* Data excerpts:
----

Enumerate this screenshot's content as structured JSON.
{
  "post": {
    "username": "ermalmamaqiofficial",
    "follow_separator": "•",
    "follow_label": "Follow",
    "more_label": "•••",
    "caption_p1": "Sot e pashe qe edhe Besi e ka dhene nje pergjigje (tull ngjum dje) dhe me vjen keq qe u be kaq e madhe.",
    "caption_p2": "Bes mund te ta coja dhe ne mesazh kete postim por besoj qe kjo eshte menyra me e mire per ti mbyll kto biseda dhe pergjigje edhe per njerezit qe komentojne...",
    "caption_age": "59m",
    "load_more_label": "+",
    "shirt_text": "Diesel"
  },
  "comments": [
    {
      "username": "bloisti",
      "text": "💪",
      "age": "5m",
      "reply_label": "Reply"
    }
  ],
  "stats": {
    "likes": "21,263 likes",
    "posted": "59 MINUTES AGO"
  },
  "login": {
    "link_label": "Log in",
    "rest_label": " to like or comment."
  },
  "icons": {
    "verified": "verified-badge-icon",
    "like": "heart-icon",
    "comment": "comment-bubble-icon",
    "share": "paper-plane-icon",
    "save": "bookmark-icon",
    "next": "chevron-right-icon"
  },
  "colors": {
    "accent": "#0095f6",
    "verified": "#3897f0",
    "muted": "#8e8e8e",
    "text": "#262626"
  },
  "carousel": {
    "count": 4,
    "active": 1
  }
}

----

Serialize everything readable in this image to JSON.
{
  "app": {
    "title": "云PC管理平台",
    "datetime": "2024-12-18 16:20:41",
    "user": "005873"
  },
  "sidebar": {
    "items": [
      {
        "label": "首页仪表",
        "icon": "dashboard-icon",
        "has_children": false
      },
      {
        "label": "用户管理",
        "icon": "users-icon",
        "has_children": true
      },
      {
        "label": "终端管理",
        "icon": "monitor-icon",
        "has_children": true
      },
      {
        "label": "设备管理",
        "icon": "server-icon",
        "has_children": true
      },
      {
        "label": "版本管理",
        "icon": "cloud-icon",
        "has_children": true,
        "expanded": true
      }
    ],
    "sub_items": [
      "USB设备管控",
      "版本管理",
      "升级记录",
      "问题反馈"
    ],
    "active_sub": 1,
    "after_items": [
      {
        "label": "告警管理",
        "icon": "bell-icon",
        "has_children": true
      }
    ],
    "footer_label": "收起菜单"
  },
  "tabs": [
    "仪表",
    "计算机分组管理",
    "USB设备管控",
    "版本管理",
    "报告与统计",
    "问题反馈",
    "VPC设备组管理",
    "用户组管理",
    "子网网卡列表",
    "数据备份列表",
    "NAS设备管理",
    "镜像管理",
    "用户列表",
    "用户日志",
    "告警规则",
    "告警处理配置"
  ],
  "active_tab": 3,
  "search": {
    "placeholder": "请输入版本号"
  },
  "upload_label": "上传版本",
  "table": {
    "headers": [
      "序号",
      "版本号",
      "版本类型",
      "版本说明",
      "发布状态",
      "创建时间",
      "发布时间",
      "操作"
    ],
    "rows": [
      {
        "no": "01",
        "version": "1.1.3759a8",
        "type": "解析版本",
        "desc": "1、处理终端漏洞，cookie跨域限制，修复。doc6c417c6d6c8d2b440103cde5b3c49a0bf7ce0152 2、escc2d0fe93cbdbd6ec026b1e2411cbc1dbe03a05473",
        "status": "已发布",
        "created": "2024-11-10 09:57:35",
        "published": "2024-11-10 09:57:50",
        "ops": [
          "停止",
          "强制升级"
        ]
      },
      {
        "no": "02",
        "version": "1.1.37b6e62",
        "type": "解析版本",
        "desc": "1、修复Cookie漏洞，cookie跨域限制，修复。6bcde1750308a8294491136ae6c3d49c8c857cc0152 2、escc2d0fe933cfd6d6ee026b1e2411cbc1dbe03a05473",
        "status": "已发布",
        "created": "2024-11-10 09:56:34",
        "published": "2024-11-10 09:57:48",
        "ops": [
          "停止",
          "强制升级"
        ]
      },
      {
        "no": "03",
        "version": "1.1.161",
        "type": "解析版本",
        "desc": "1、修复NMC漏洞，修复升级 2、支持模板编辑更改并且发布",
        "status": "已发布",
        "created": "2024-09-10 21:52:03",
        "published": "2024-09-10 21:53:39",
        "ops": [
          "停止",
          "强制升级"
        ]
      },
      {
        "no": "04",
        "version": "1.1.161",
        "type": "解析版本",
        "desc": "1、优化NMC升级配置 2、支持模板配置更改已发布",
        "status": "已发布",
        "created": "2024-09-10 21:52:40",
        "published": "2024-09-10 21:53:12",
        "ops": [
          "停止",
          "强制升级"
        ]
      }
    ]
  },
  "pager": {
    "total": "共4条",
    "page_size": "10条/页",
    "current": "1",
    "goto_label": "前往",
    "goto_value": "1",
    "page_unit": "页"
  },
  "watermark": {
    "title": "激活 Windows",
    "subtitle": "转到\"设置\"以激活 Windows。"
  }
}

----

* Written problem: Copy each line of the records that contains the word "version".

* Final result:
        "version": "1.1.3759a8",
        "version": "1.1.37b6e62",
        "version": "1.1.161",
        "version": "1.1.161",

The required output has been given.